— begin Data excerpts —

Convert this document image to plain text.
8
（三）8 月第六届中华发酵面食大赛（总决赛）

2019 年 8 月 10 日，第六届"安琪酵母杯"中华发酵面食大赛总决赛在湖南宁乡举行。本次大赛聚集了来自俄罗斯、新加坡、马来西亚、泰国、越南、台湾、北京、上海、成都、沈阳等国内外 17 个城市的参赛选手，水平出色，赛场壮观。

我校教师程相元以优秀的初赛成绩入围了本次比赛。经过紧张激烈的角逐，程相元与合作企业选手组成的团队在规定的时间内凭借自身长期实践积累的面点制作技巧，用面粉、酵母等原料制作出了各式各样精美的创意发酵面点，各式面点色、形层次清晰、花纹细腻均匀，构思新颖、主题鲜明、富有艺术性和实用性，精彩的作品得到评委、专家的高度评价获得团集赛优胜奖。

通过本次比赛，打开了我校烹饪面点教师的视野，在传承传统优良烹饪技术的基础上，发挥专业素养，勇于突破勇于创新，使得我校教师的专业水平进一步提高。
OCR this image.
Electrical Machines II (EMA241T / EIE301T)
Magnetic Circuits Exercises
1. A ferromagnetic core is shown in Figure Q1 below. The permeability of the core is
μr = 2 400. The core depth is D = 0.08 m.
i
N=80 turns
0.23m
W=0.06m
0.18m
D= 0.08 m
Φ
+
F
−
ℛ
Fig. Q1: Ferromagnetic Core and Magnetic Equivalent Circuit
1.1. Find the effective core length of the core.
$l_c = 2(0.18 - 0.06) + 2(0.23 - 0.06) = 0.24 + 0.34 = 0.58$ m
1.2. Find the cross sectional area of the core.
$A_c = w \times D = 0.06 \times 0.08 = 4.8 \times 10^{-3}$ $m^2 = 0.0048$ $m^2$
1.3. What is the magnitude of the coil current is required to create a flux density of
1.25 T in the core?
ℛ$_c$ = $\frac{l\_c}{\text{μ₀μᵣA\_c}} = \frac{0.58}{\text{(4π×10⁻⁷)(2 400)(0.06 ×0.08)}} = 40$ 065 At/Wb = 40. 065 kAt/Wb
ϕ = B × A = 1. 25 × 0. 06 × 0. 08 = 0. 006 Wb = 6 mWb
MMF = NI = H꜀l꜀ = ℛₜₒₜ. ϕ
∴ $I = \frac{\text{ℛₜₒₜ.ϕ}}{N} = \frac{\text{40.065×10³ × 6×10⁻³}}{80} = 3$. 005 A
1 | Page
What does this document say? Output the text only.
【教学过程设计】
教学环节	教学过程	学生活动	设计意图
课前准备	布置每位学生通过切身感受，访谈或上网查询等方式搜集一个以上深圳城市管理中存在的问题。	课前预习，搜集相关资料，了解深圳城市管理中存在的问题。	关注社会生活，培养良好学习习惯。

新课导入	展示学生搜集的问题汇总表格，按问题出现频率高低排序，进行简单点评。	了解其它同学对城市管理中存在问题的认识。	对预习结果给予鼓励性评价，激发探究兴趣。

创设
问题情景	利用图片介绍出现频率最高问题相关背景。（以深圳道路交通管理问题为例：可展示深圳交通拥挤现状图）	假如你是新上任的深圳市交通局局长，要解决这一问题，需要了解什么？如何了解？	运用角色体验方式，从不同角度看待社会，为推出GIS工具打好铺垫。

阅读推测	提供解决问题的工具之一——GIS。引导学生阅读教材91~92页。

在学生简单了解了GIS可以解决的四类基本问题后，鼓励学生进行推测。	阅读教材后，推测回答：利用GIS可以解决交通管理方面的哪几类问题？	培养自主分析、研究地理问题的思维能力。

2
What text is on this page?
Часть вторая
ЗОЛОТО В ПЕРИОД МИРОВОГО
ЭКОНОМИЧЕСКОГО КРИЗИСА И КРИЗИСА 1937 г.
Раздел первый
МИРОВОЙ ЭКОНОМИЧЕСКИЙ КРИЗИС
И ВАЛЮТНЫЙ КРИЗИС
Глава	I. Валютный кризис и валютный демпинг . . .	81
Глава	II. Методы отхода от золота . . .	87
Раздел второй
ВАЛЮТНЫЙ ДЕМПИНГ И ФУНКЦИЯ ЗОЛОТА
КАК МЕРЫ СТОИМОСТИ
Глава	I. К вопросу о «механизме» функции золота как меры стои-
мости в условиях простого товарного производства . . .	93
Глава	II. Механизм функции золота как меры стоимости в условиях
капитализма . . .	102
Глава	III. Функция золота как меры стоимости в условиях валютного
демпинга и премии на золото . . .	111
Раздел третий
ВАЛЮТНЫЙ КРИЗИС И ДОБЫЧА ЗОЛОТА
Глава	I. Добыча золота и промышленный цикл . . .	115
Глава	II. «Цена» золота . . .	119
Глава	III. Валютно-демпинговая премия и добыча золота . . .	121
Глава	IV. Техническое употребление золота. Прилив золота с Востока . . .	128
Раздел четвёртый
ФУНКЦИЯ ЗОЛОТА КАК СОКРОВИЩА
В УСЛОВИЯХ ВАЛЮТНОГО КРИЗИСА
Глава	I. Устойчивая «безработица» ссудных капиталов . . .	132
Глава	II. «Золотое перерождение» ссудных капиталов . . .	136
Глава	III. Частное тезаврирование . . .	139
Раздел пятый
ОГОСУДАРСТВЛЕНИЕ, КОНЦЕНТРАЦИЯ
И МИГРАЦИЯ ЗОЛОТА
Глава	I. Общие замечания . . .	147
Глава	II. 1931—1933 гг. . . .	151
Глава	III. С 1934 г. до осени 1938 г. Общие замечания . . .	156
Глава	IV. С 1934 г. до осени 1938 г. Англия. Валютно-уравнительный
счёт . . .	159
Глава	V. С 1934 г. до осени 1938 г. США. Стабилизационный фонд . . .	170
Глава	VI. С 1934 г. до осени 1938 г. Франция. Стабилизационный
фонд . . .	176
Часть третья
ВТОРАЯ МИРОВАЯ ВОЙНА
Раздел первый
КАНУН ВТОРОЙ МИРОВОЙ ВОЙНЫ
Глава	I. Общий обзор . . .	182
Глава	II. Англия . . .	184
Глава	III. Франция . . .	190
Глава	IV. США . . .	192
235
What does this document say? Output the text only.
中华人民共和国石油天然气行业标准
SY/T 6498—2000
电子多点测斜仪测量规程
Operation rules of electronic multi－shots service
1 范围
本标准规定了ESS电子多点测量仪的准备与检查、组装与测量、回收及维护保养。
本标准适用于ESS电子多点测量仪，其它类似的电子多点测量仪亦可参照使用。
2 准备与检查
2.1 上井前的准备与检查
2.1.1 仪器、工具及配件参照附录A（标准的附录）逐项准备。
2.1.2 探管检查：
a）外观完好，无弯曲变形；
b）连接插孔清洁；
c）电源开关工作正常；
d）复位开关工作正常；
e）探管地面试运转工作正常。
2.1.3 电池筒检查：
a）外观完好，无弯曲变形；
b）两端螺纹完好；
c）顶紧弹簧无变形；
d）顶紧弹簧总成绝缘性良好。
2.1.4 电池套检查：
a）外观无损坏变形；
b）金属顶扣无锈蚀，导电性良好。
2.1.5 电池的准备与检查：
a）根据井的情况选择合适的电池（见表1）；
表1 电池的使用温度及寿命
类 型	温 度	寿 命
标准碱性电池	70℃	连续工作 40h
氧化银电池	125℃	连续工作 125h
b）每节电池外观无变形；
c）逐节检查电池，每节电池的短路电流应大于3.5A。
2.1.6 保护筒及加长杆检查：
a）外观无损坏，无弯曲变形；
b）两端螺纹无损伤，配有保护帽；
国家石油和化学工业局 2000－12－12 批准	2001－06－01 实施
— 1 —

— end Data excerpts —

• **Work required**
Exactly as they are written, print the entries again.

• **Written response**
Convert this document image to plain text.
8
（三）8 月第六届中华发酵面食大赛（总决赛）

2019 年 8 月 10 日，第六届"安琪酵母杯"中华发酵面食大赛总决赛在湖南宁乡举行。本次大赛聚集了来自俄罗斯、新加坡、马来西亚、泰国、越南、台湾、北京、上海、成都、沈阳等国内外 17 个城市的参赛选手，水平出色，赛场壮观。

我校教师程相元以优秀的初赛成绩入围了本次比赛。经过紧张激烈的角逐，程相元与合作企业选手组成的团队在规定的时间内凭借自身长期实践积累的面点制作技巧，用面粉、酵母等原料制作出了各式各样精美的创意发酵面点，各式面点色、形层次清晰、花纹细腻均匀，构思新颖、主题鲜明、富有艺术性和实用性，精彩的作品得到评委、专家的高度评价获得团集赛优胜奖。

通过本次比赛，打开了我校烹饪面点教师的视野，在传承传统优良烹饪技术的基础上，发挥专业素养，勇于突破勇于创新，使得我校教师的专业水平进一步提高。
OCR this image.
Electrical Machines II (EMA241T / EIE301T)
Magnetic Circuits Exercises
1. A ferromagnetic core is shown in Figure Q1 below. The permeability of the core is
μr = 2 400. The core depth is D = 0.08 m.
i
N=80 turns
0.23m
W=0.06m
0.18m
D= 0.08 m
Φ
+
F
−
ℛ
Fig. Q1: Ferromagnetic Core and Magnetic Equivalent Circuit
1.1. Find the effective core length of the core.
$l_c = 2(0.18 - 0.06) + 2(0.23 - 0.06) = 0.24 + 0.34 = 0.58$ m
1.2. Find the cross sectional area of the core.
$A_c = w \times D = 0.06 \times 0.08 = 4.8 \times 10^{-3}$ $m^2 = 0.0048$ $m^2$
1.3. What is the magnitude of the coil current is required to create a flux density of
1.25 T in the core?
ℛ$_c$ = $\frac{l\_c}{\text{μ₀μᵣA\_c}} = \frac{0.58}{\text{(4π×10⁻⁷)(2 400)(0.06 ×0.08)}} = 40$ 065 At/Wb = 40. 065 kAt/Wb
ϕ = B × A = 1. 25 × 0. 06 × 0. 08 = 0. 006 Wb = 6 mWb
MMF = NI = H꜀l꜀ = ℛₜₒₜ. ϕ
∴ $I = \frac{\text{ℛₜₒₜ.ϕ}}{N} = \frac{\text{40.065×10³ × 6×10⁻³}}{80} = 3$. 005 A
1 | Page
What does this document say? Output the text only.
【教学过程设计】
教学环节	教学过程	学生活动	设计意图
课前准备	布置每位学生通过切身感受，访谈或上网查询等方式搜集一个以上深圳城市管理中存在的问题。	课前预习，搜集相关资料，了解深圳城市管理中存在的问题。	关注社会生活，培养良好学习习惯。

新课导入	展示学生搜集的问题汇总表格，按问题出现频率高低排序，进行简单点评。	了解其它同学对城市管理中存在问题的认识。	对预习结果给予鼓励性评价，激发探究兴趣。

创设
问题情景	利用图片介绍出现频率最高问题相关背景。（以深圳道路交通管理问题为例：可展示深圳交通拥挤现状图）	假如你是新上任的深圳市交通局局长，要解决这一问题，需要了解什么？如何了解？	运用角色体验方式，从不同角度看待社会，为推出GIS工具打好铺垫。

阅读推测	提供解决问题的工具之一——GIS。引导学生阅读教材91~92页。

在学生简单了解了GIS可以解决的四类基本问题后，鼓励学生进行推测。	阅读教材后，推测回答：利用GIS可以解决交通管理方面的哪几类问题？	培养自主分析、研究地理问题的思维能力。

2
What text is on this page?
Часть вторая
ЗОЛОТО В ПЕРИОД МИРОВОГО
ЭКОНОМИЧЕСКОГО КРИЗИСА И КРИЗИСА 1937 г.
Раздел первый
МИРОВОЙ ЭКОНОМИЧЕСКИЙ КРИЗИС
И ВАЛЮТНЫЙ КРИЗИС
Глава	I. Валютный кризис и валютный демпинг . . .	81
Глава	II. Методы отхода от золота . . .	87
Раздел второй
ВАЛЮТНЫЙ ДЕМПИНГ И ФУНКЦИЯ ЗОЛОТА
КАК МЕРЫ СТОИМОСТИ
Глава	I. К вопросу о «механизме» функции золота как меры стои-
мости в условиях простого товарного производства . . .	93
Глава	II. Механизм функции золота как меры стоимости в условиях
капитализма . . .	102
Глава	III. Функция золота как меры стоимости в условиях валютного
демпинга и премии на золото . . .	111
Раздел третий
ВАЛЮТНЫЙ КРИЗИС И ДОБЫЧА ЗОЛОТА
Глава	I. Добыча золота и промышленный цикл . . .	115
Глава	II. «Цена» золота . . .	119
Глава	III. Валютно-демпинговая премия и добыча золота . . .	121
Глава	IV. Техническое употребление золота. Прилив золота с Востока . . .	128
Раздел четвёртый
ФУНКЦИЯ ЗОЛОТА КАК СОКРОВИЩА
В УСЛОВИЯХ ВАЛЮТНОГО КРИЗИСА
Глава	I. Устойчивая «безработица» ссудных капиталов . . .	132
Глава	II. «Золотое перерождение» ссудных капиталов . . .	136
Глава	III. Частное тезаврирование . . .	139
Раздел пятый
ОГОСУДАРСТВЛЕНИЕ, КОНЦЕНТРАЦИЯ
И МИГРАЦИЯ ЗОЛОТА
Глава	I. Общие замечания . . .	147
Глава	II. 1931—1933 гг. . . .	151
Глава	III. С 1934 г. до осени 1938 г. Общие замечания . . .	156
Глава	IV. С 1934 г. до осени 1938 г. Англия. Валютно-уравнительный
счёт . . .	159
Глава	V. С 1934 г. до осени 1938 г. США. Стабилизационный фонд . . .	170
Глава	VI. С 1934 г. до осени 1938 г. Франция. Стабилизационный
фонд . . .	176
Часть третья
ВТОРАЯ МИРОВАЯ ВОЙНА
Раздел первый
КАНУН ВТОРОЙ МИРОВОЙ ВОЙНЫ
Глава	I. Общий обзор . . .	182
Глава	II. Англия . . .	184
Глава	III. Франция . . .	190
Глава	IV. США . . .	192
235
What does this document say? Output the text only.
中华人民共和国石油天然气行业标准
SY/T 6498—2000
电子多点测斜仪测量规程
Operation rules of electronic multi－shots service
1 范围
本标准规定了ESS电子多点测量仪的准备与检查、组装与测量、回收及维护保养。
本标准适用于ESS电子多点测量仪，其它类似的电子多点测量仪亦可参照使用。
2 准备与检查
2.1 上井前的准备与检查
2.1.1 仪器、工具及配件参照附录A（标准的附录）逐项准备。
2.1.2 探管检查：
a）外观完好，无弯曲变形；
b）连接插孔清洁；
c）电源开关工作正常；
d）复位开关工作正常；
e）探管地面试运转工作正常。
2.1.3 电池筒检查：
a）外观完好，无弯曲变形；
b）两端螺纹完好；
c）顶紧弹簧无变形；
d）顶紧弹簧总成绝缘性良好。
2.1.4 电池套检查：
a）外观无损坏变形；
b）金属顶扣无锈蚀，导电性良好。
2.1.5 电池的准备与检查：
a）根据井的情况选择合适的电池（见表1）；
表1 电池的使用温度及寿命
类 型	温 度	寿 命
标准碱性电池	70℃	连续工作 40h
氧化银电池	125℃	连续工作 125h
b）每节电池外观无变形；
c）逐节检查电池，每节电池的短路电流应大于3.5A。
2.1.6 保护筒及加长杆检查：
a）外观无损坏，无弯曲变形；
b）两端螺纹无损伤，配有保护帽；
国家石油和化学工业局 2000－12－12 批准	2001－06－01 实施
— 1 —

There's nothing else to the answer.